Figure dataset records:
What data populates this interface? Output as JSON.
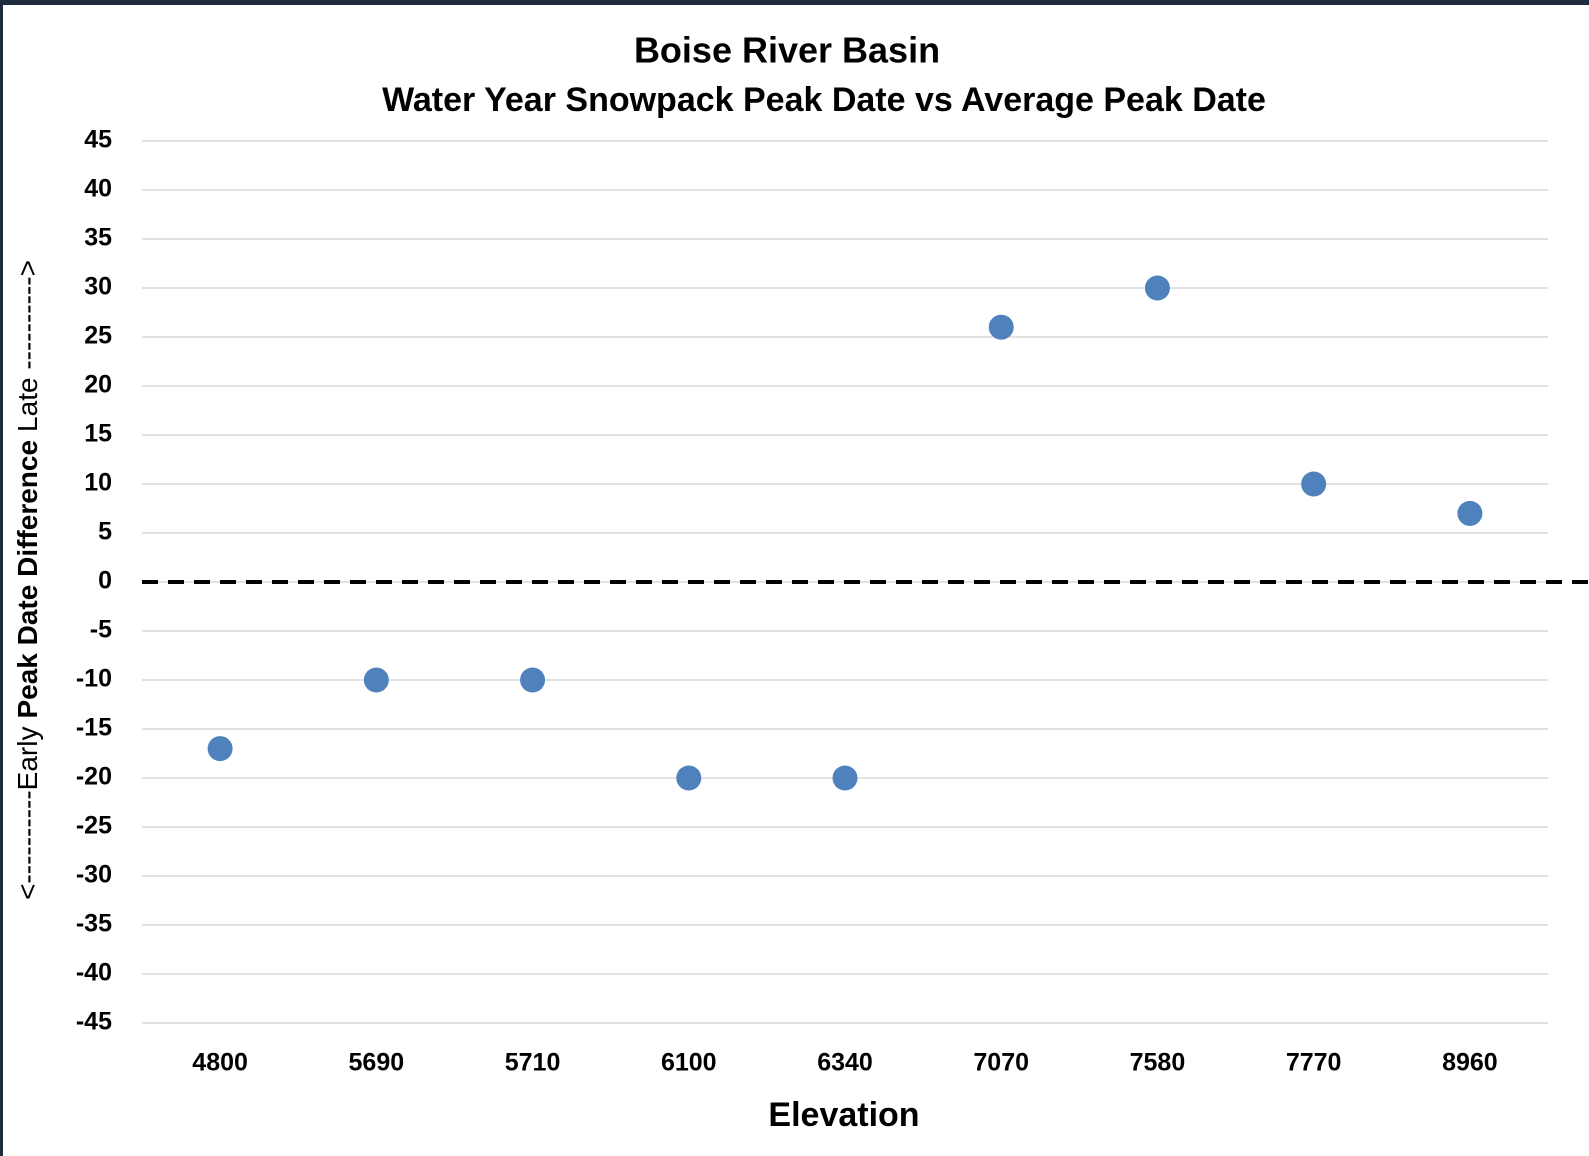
{
  "chart_data": {
    "type": "scatter",
    "title": "Boise River Basin",
    "subtitle": "Water Year Snowpack Peak Date vs Average Peak Date",
    "xlabel": "Elevation",
    "ylabel": {
      "early": "<----------Early",
      "main": "Peak Date Difference",
      "late": "Late ---------->"
    },
    "categories": [
      "4800",
      "5690",
      "5710",
      "6100",
      "6340",
      "7070",
      "7580",
      "7770",
      "8960"
    ],
    "values": [
      -17,
      -10,
      -10,
      -20,
      -20,
      26,
      30,
      10,
      7
    ],
    "color": "#4f81bd",
    "reference_line": 0,
    "ylim": [
      -45,
      45
    ],
    "yticks": [
      -45,
      -40,
      -35,
      -30,
      -25,
      -20,
      -15,
      -10,
      -5,
      0,
      5,
      10,
      15,
      20,
      25,
      30,
      35,
      40,
      45
    ],
    "grid": true
  }
}
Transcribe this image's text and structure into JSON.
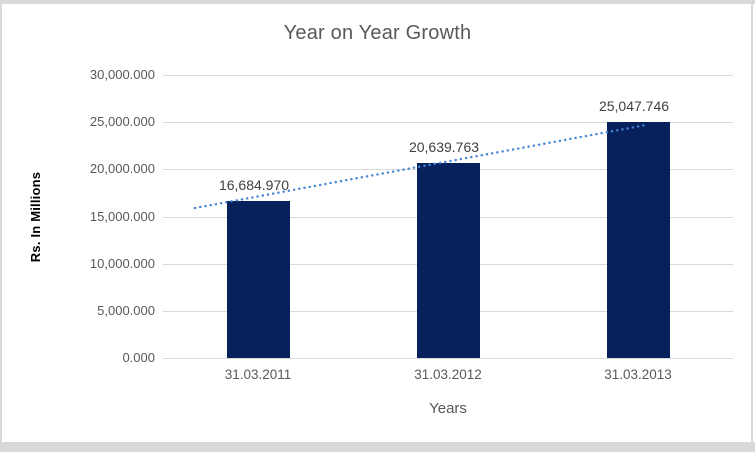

:: WHAT TO WORK ON ::
Copy each line above precisely, dropping the pictures.

:: SOLUTION TO THE EXERCISE ::
What data populates this interface? Output as JSON.
{
  "chart_data": {
    "type": "scatter",
    "title": "Boise River Basin",
    "subtitle": "Water Year Snowpack Peak Date vs Average Peak Date",
    "xlabel": "Elevation",
    "ylabel": {
      "early": "<----------Early",
      "main": "Peak Date Difference",
      "late": "Late ---------->"
    },
    "categories": [
      "4800",
      "5690",
      "5710",
      "6100",
      "6340",
      "7070",
      "7580",
      "7770",
      "8960"
    ],
    "values": [
      -17,
      -10,
      -10,
      -20,
      -20,
      26,
      30,
      10,
      7
    ],
    "color": "#4f81bd",
    "reference_line": 0,
    "ylim": [
      -45,
      45
    ],
    "yticks": [
      -45,
      -40,
      -35,
      -30,
      -25,
      -20,
      -15,
      -10,
      -5,
      0,
      5,
      10,
      15,
      20,
      25,
      30,
      35,
      40,
      45
    ],
    "grid": true
  }
}
Transcribe this image's text and structure into JSON.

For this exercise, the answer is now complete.